(WHAT YOU HAVE TO DO) Copy out the material from the line containing "map-2018 [655,291,837,462]" up to and including the line containing "legend-item-bilateral-investment-treaty: Bilateral investment", keeping every character unchanged.

(SUPPLIED INFORMATION)
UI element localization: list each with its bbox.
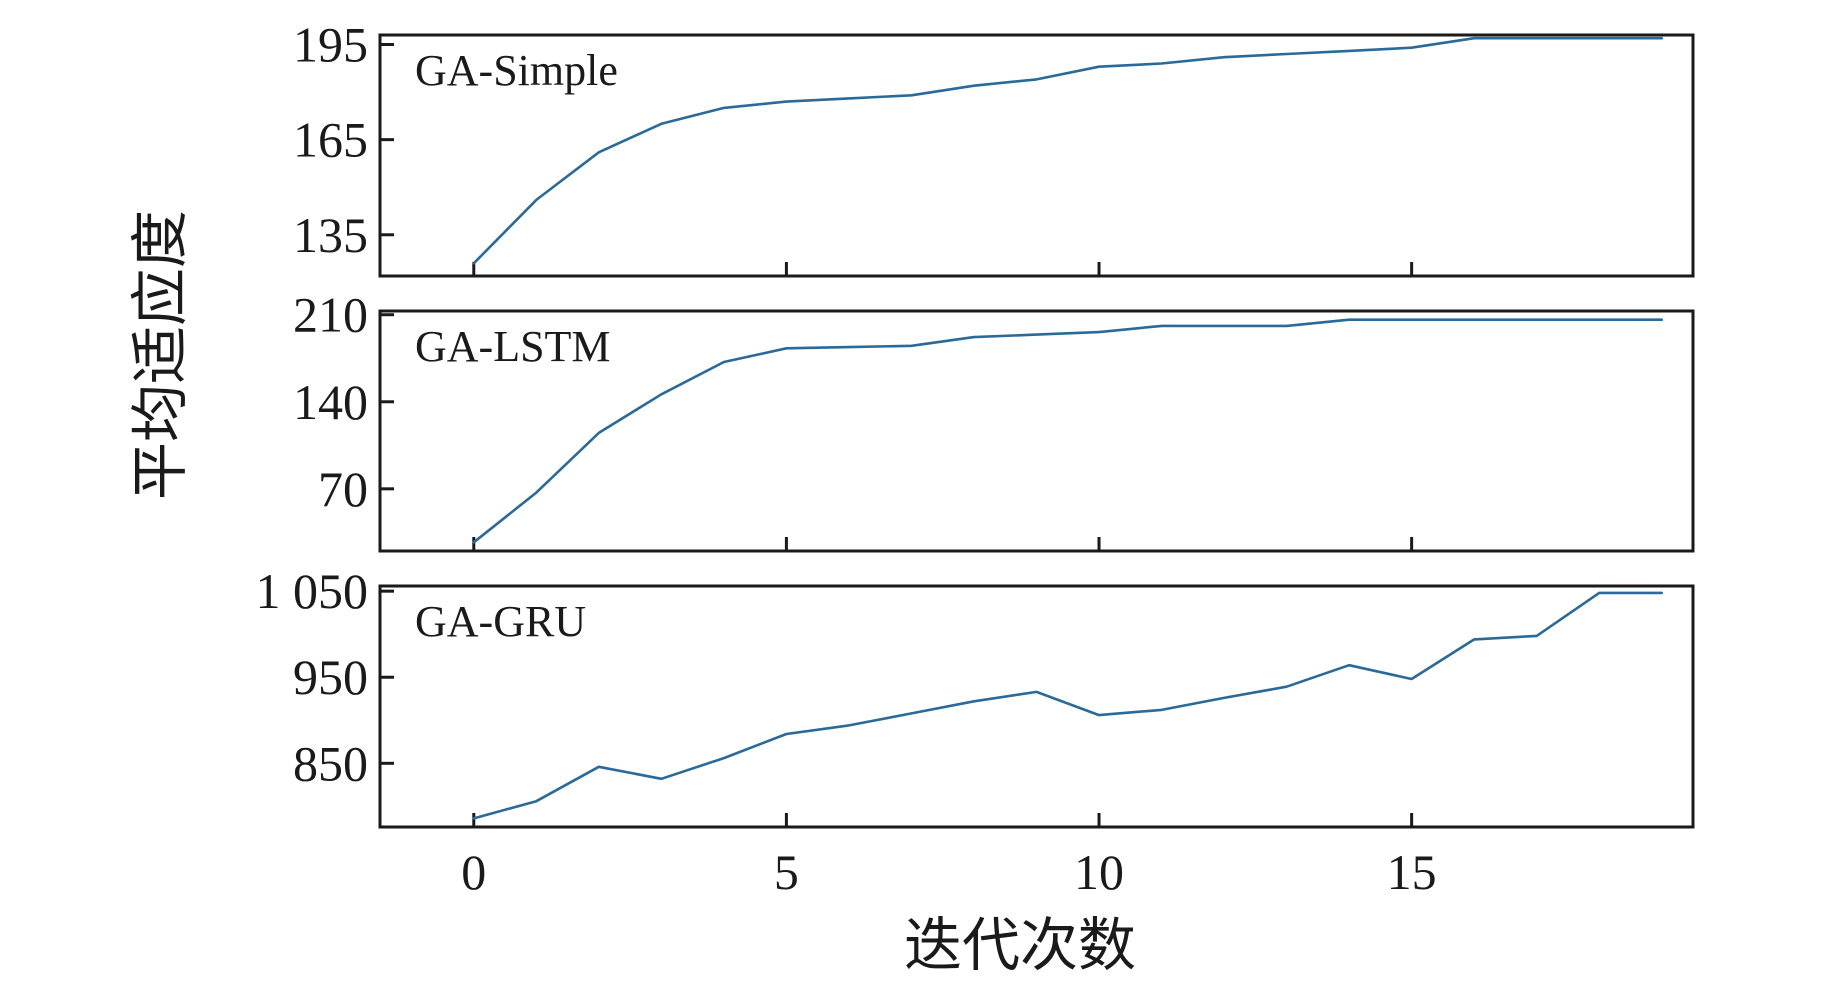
y-tick-label: 135 — [293, 207, 368, 263]
x-tick-label: 10 — [1074, 844, 1124, 900]
series-line — [472, 318, 1663, 544]
panel-label: GA-LSTM — [415, 322, 611, 371]
y-axis-title: 平均适应度 — [126, 210, 194, 500]
x-axis-title: 迭代次数 — [904, 911, 1136, 979]
x-tick-label: 15 — [1387, 844, 1437, 900]
y-tick-label: 195 — [293, 17, 368, 73]
panel-frame — [378, 309, 1695, 553]
y-tick-label: 950 — [293, 649, 368, 705]
panel-2: 70 140 210 GA-LSTM — [293, 287, 1695, 553]
x-tick-label: 5 — [774, 844, 799, 900]
x-tick-label: 0 — [461, 844, 486, 900]
y-tick-label: 1 050 — [256, 563, 369, 619]
y-tick-label: 210 — [293, 287, 368, 343]
y-tick-label: 850 — [293, 735, 368, 791]
y-tick-label: 70 — [318, 461, 368, 517]
panel-frame — [378, 584, 1695, 829]
panel-label: GA-GRU — [415, 597, 586, 646]
series-line — [472, 591, 1663, 820]
panel-1: 135 165 195 GA-Simple — [293, 17, 1695, 278]
panel-3: 850 950 1 050 GA-GRU — [256, 563, 1695, 829]
y-tick-label: 165 — [293, 112, 368, 168]
panel-label: GA-Simple — [415, 46, 618, 95]
y-tick-label: 140 — [293, 374, 368, 430]
panel-frame — [378, 33, 1695, 278]
series-line — [472, 36, 1663, 265]
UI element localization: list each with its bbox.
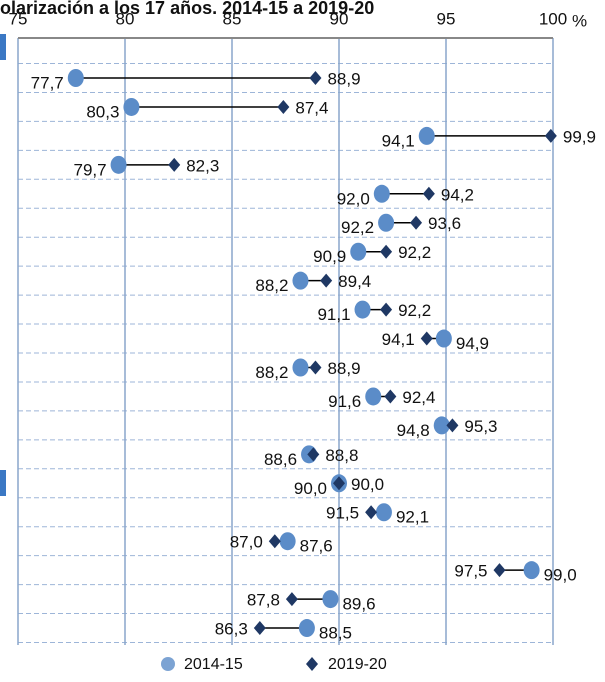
value-label: 88,8 [325,446,358,465]
value-label: 79,7 [73,160,106,179]
point-diamond [333,476,345,491]
value-label: 92,0 [337,189,370,208]
point-diamond [365,505,378,520]
point-diamond [268,534,281,549]
point-circle [67,69,84,87]
value-label: 97,5 [454,562,487,581]
point-circle [523,561,540,580]
point-diamond [307,447,320,462]
value-label: 99,9 [563,127,596,146]
point-diamond [309,71,322,85]
value-label: 82,3 [186,156,219,175]
point-circle [365,387,382,406]
point-circle [292,358,309,377]
value-label: 89,4 [338,272,371,291]
point-diamond [380,244,393,259]
value-label: 92,2 [398,243,431,262]
value-label: 88,6 [264,450,297,469]
chart-title: olarización a los 17 años. 2014-15 a 201… [0,0,374,18]
point-circle [279,532,296,551]
value-label: 86,3 [215,620,248,639]
value-label: 91,5 [326,504,359,523]
point-circle [433,416,450,435]
point-diamond [253,621,266,636]
axis-unit: % [572,11,587,30]
point-circle [298,619,315,638]
value-label: 87,8 [247,591,280,610]
x-tick-label: 85 [223,9,242,28]
point-diamond [309,360,322,375]
point-diamond [380,302,393,317]
row-tab [0,34,6,60]
legend-label: 2019-20 [328,656,387,673]
point-circle [110,155,127,174]
value-label: 94,1 [382,131,415,150]
value-label: 87,0 [230,533,263,552]
value-label: 94,9 [456,334,489,353]
value-label: 87,4 [295,98,328,117]
value-label: 87,6 [300,537,333,556]
value-label: 89,6 [342,595,375,614]
value-label: 88,9 [327,69,360,88]
value-label: 88,2 [255,363,288,382]
value-label: 94,1 [382,330,415,349]
value-label: 88,2 [255,276,288,295]
point-diamond [320,273,333,288]
point-diamond [493,563,506,578]
value-label: 88,9 [327,359,360,378]
x-tick-label: 90 [330,9,349,28]
row-tab [0,470,6,496]
value-label: 90,9 [313,247,346,266]
point-circle [373,184,390,203]
point-circle [378,213,395,232]
value-label: 91,6 [328,392,361,411]
legend-marker [161,657,175,671]
point-circle [350,242,367,261]
legend-label: 2014-15 [184,656,243,673]
point-diamond [446,418,459,433]
point-diamond [168,157,181,172]
point-diamond [544,128,557,143]
point-diamond [410,215,423,230]
point-diamond [384,389,397,404]
point-circle [418,126,435,145]
point-circle [375,503,392,522]
value-label: 99,0 [544,566,577,585]
point-circle [123,97,140,116]
point-circle [322,590,339,609]
x-tick-label: 100 [539,9,567,28]
value-label: 94,2 [441,185,474,204]
value-label: 95,3 [464,417,497,436]
value-label: 93,6 [428,214,461,233]
value-label: 91,1 [317,305,350,324]
value-label: 94,8 [397,421,430,440]
value-label: 92,2 [398,301,431,320]
point-diamond [420,331,433,346]
point-circle [292,271,309,290]
x-tick-label: 80 [116,9,135,28]
value-label: 77,7 [31,73,64,92]
value-label: 90,0 [351,475,384,494]
point-diamond [277,99,290,114]
legend-marker [306,657,318,671]
point-circle [354,300,371,319]
x-tick-label: 75 [9,9,28,28]
value-label: 80,3 [86,102,119,121]
value-label: 92,2 [341,218,374,237]
value-label: 90,0 [294,479,327,498]
point-circle [435,329,452,348]
value-label: 92,1 [396,508,429,527]
value-label: 92,4 [402,388,435,407]
point-diamond [285,592,298,607]
point-diamond [422,186,435,201]
value-label: 88,5 [319,624,352,643]
x-tick-label: 95 [437,9,456,28]
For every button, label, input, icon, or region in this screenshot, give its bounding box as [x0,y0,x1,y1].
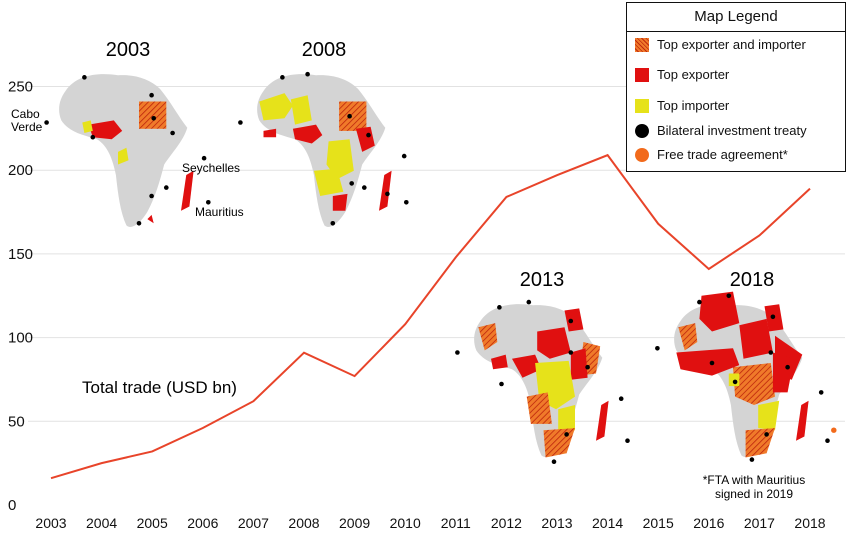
map-2018 [655,291,837,462]
yellow-square-icon [635,98,649,113]
x-tick-label: 2009 [339,515,370,531]
x-tick-label: 2007 [238,515,269,531]
x-tick-label: 2018 [794,515,825,531]
map-year-2008: 2008 [302,39,347,61]
series-label: Total trade (USD bn) [82,378,237,397]
red-square-icon [635,67,649,82]
map-2008 [238,71,409,227]
legend-item-free-trade-agreement: Free trade agreement* [635,147,788,162]
x-tick-label: 2013 [541,515,572,531]
y-tick-label: 100 [8,330,33,347]
trade-line [50,153,811,480]
hatched-square-icon [635,37,649,52]
x-tick-label: 2014 [592,515,623,531]
legend-title: Map Legend [627,3,845,32]
cabo-verde-label-line2: Verde [11,120,43,134]
y-tick-label: 50 [8,413,25,430]
x-tick-label: 2010 [390,515,421,531]
y-tick-label: 150 [8,246,33,263]
map-year-2013: 2013 [520,269,565,291]
series-line [50,153,811,480]
x-tick-label: 2016 [693,515,724,531]
legend-item-bilateral-investment-treaty: Bilateral investment treaty [635,123,807,138]
fta-note-line1: *FTA with Mauritius [703,473,805,487]
seychelles-label: Seychelles [182,161,240,175]
y-tick-label: 250 [8,79,33,96]
map-2013 [455,299,630,465]
x-tick-label: 2004 [86,515,117,531]
map-legend: Map Legend Top exporter and importer Top… [626,2,846,172]
x-axis-ticks: 2003 2004 2005 2006 2007 2008 2009 2010 2011 2012… [35,515,825,531]
orange-dot-icon [635,147,649,162]
fta-note-line2: signed in 2019 [715,487,793,501]
map-year-2018: 2018 [730,269,775,291]
x-tick-label: 2017 [744,515,775,531]
x-tick-label: 2015 [643,515,674,531]
black-dot-icon [635,123,649,138]
mauritius-label: Mauritius [195,205,244,219]
y-tick-label: 200 [8,162,33,179]
x-tick-label: 2006 [187,515,218,531]
y-axis-ticks: 0 50 100 150 200 250 [8,79,33,515]
cabo-verde-label-line1: Cabo [11,107,40,121]
x-tick-label: 2003 [35,515,66,531]
x-tick-label: 2012 [491,515,522,531]
x-tick-label: 2008 [288,515,319,531]
legend-item-top-importer: Top importer [635,98,729,113]
x-tick-label: 2005 [137,515,168,531]
legend-item-top-exporter: Top exporter [635,67,729,82]
y-tick-label: 0 [8,497,16,514]
legend-item-top-exporter-and-importer: Top exporter and importer [635,37,806,52]
map-2003 [44,74,211,227]
x-tick-label: 2011 [441,515,471,531]
map-year-2003: 2003 [106,39,151,61]
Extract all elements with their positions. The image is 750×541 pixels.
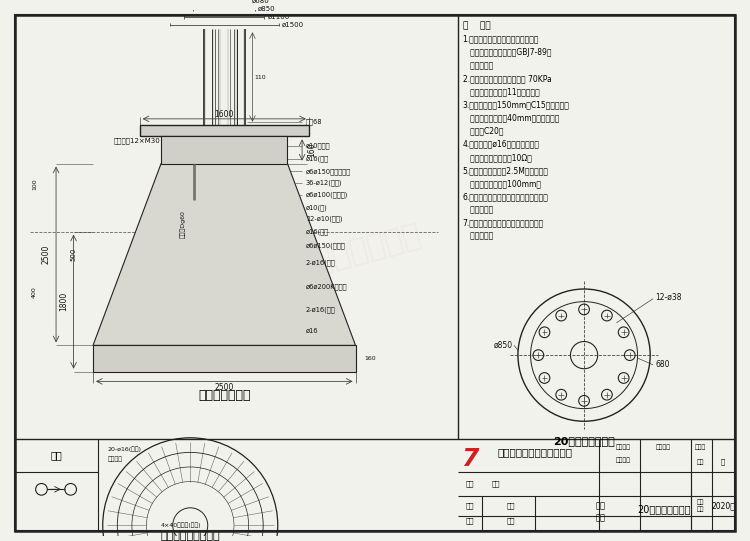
Text: ø6ø150(环向）: ø6ø150(环向） <box>306 242 346 248</box>
Text: 20米高杆灯法兰图: 20米高杆灯法兰图 <box>554 436 615 446</box>
Text: 东莞七度照明科技: 东莞七度照明科技 <box>277 220 425 286</box>
Text: 设计: 设计 <box>466 480 474 487</box>
Text: 680: 680 <box>655 360 670 370</box>
Text: ø1100: ø1100 <box>267 14 290 19</box>
Text: 方能施工。: 方能施工。 <box>463 232 493 241</box>
Text: 400: 400 <box>32 287 38 298</box>
Text: 校对: 校对 <box>506 517 515 524</box>
Text: 2500: 2500 <box>214 382 234 392</box>
Polygon shape <box>93 163 356 345</box>
Text: 应高出回填土表面100mm；: 应高出回填土表面100mm； <box>463 179 541 188</box>
Text: ø10(环): ø10(环) <box>306 204 328 210</box>
Text: 图纸
日期: 图纸 日期 <box>697 500 704 512</box>
Text: ø680: ø680 <box>252 0 270 4</box>
Text: 套: 套 <box>721 459 725 465</box>
Text: 工程名称: 工程名称 <box>616 457 632 463</box>
Text: 和最大风力不超过11级的地区；: 和最大风力不超过11级的地区； <box>463 87 539 96</box>
Text: 审核: 审核 <box>506 503 515 509</box>
Text: 5.本基础埋设深度为2.5M，基础顶面: 5.本基础埋设深度为2.5M，基础顶面 <box>463 166 548 175</box>
Text: 数量: 数量 <box>697 459 704 465</box>
Text: ø850: ø850 <box>494 341 513 350</box>
Text: ø10（环）: ø10（环） <box>306 143 331 149</box>
Polygon shape <box>140 124 309 136</box>
Text: 4×40底筋距(两层): 4×40底筋距(两层) <box>160 523 201 528</box>
Text: 2500: 2500 <box>42 245 51 264</box>
Text: 说    明：: 说 明： <box>463 22 490 31</box>
Text: 3.本基础垫层为150mm厚C15素混凝土，: 3.本基础垫层为150mm厚C15素混凝土， <box>463 101 569 109</box>
Polygon shape <box>93 345 356 372</box>
Text: 12-ø38: 12-ø38 <box>655 292 682 301</box>
Text: 等级为C20；: 等级为C20； <box>463 127 503 136</box>
Text: 上下配筋: 上下配筋 <box>107 457 122 462</box>
Text: 36-ø12(竖向): 36-ø12(竖向) <box>306 180 343 186</box>
Text: 鐵板68: 鐵板68 <box>306 118 322 125</box>
Text: ø16: ø16 <box>306 328 319 334</box>
Text: 7.本基础应征得当地城建部门认可后，: 7.本基础应征得当地城建部门认可后， <box>463 219 544 228</box>
Text: 东菞七度照明科技有限公司: 东菞七度照明科技有限公司 <box>498 447 573 457</box>
Text: 2-ø16(环）: 2-ø16(环） <box>306 306 336 313</box>
Text: ø6ø100(螺旋筋): ø6ø100(螺旋筋) <box>306 192 348 198</box>
Text: 单位: 单位 <box>50 450 62 460</box>
Text: 筑地基基础设计规范》GBJ7-89等: 筑地基基础设计规范》GBJ7-89等 <box>463 48 551 57</box>
Text: 20米高杆灯基础图: 20米高杆灯基础图 <box>637 504 691 514</box>
Text: 地基基础立面图: 地基基础立面图 <box>198 388 250 401</box>
Text: 160: 160 <box>308 143 316 157</box>
Text: ø16(环）: ø16(环） <box>306 228 329 235</box>
Text: ø6ø200K筋筋）: ø6ø200K筋筋） <box>306 284 347 291</box>
Text: 平，接地电阔应小于10Ω；: 平，接地电阔应小于10Ω； <box>463 153 532 162</box>
Text: 2.本基础适用于地基强度値） 70KPa: 2.本基础适用于地基强度値） 70KPa <box>463 74 551 83</box>
Text: 制图: 制图 <box>466 517 474 524</box>
Text: ø16(环）: ø16(环） <box>306 155 329 162</box>
Text: 1600: 1600 <box>214 110 234 120</box>
Text: 钉筋保护层厚度为40mm，混凝土强度: 钉筋保护层厚度为40mm，混凝土强度 <box>463 114 559 122</box>
Text: 图纸: 图纸 <box>596 502 605 510</box>
Text: 审核: 审核 <box>492 480 500 487</box>
Text: 110: 110 <box>254 75 266 80</box>
Text: 施工图: 施工图 <box>695 445 706 450</box>
Text: 地基横面钉筋结构图: 地基横面钉筋结构图 <box>160 531 220 541</box>
Text: 6.本图纸未详尽事宜参照国家有关规定，: 6.本图纸未详尽事宜参照国家有关规定， <box>463 192 548 201</box>
Text: 2020年: 2020年 <box>711 502 735 510</box>
Text: 设计: 设计 <box>466 503 474 509</box>
Text: ø1500: ø1500 <box>282 22 304 28</box>
Text: 4.两根接地线ø16与地脚螺栋应焊: 4.两根接地线ø16与地脚螺栋应焊 <box>463 140 539 149</box>
Text: 标准设计。: 标准设计。 <box>463 61 493 70</box>
Text: 100: 100 <box>32 178 38 190</box>
Text: 12-ø10(竖向): 12-ø10(竖向) <box>306 216 343 222</box>
Text: ø6ø150（螺旋筋）: ø6ø150（螺旋筋） <box>306 168 351 175</box>
Text: ø850: ø850 <box>258 6 276 12</box>
Text: 设计审查: 设计审查 <box>656 445 670 450</box>
Text: 160: 160 <box>364 356 376 361</box>
Text: 20-ø16(竖向): 20-ø16(竖向) <box>107 447 142 452</box>
Text: 产品名称: 产品名称 <box>616 445 632 450</box>
Text: 500: 500 <box>70 248 76 261</box>
Text: 电缆管Dg60: 电缆管Dg60 <box>180 210 185 238</box>
Text: 1.本基础为钉筋混凝土结构；按《建: 1.本基础为钉筋混凝土结构；按《建 <box>463 35 539 44</box>
Polygon shape <box>161 136 287 163</box>
Text: 标准执行。: 标准执行。 <box>463 206 493 214</box>
Text: 1800: 1800 <box>59 292 68 311</box>
Text: 名称: 名称 <box>596 513 605 522</box>
Text: 地脚螺栓12×M30: 地脚螺栓12×M30 <box>113 137 160 143</box>
Text: 2-ø16(环）: 2-ø16(环） <box>306 260 336 266</box>
Text: 7: 7 <box>460 447 478 471</box>
Text: ø150: ø150 <box>262 153 280 159</box>
Text: 7: 7 <box>137 237 243 386</box>
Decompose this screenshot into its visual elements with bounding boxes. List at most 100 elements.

(RESULT)
map-2018 [655,291,837,462]
yellow-square-icon [635,98,649,113]
x-tick-label: 2009 [339,515,370,531]
x-tick-label: 2007 [238,515,269,531]
x-tick-label: 2018 [794,515,825,531]
map-year-2008: 2008 [302,39,347,61]
series-label: Total trade (USD bn) [82,378,237,397]
red-square-icon [635,67,649,82]
map-2008 [238,71,409,227]
legend-item-free-trade-agreement: Free trade agreement* [635,147,788,162]
x-tick-label: 2013 [541,515,572,531]
y-tick-label: 100 [8,330,33,347]
trade-line [50,153,811,480]
hatched-square-icon [635,37,649,52]
x-tick-label: 2014 [592,515,623,531]
legend-title: Map Legend [627,3,845,32]
cabo-verde-label-line2: Verde [11,120,43,134]
y-tick-label: 50 [8,413,25,430]
x-tick-label: 2010 [390,515,421,531]
y-tick-label: 150 [8,246,33,263]
map-year-2013: 2013 [520,269,565,291]
series-line [50,153,811,480]
x-tick-label: 2016 [693,515,724,531]
legend-item-bilateral-investment-treaty: Bilateral investment treaty [635,123,807,138]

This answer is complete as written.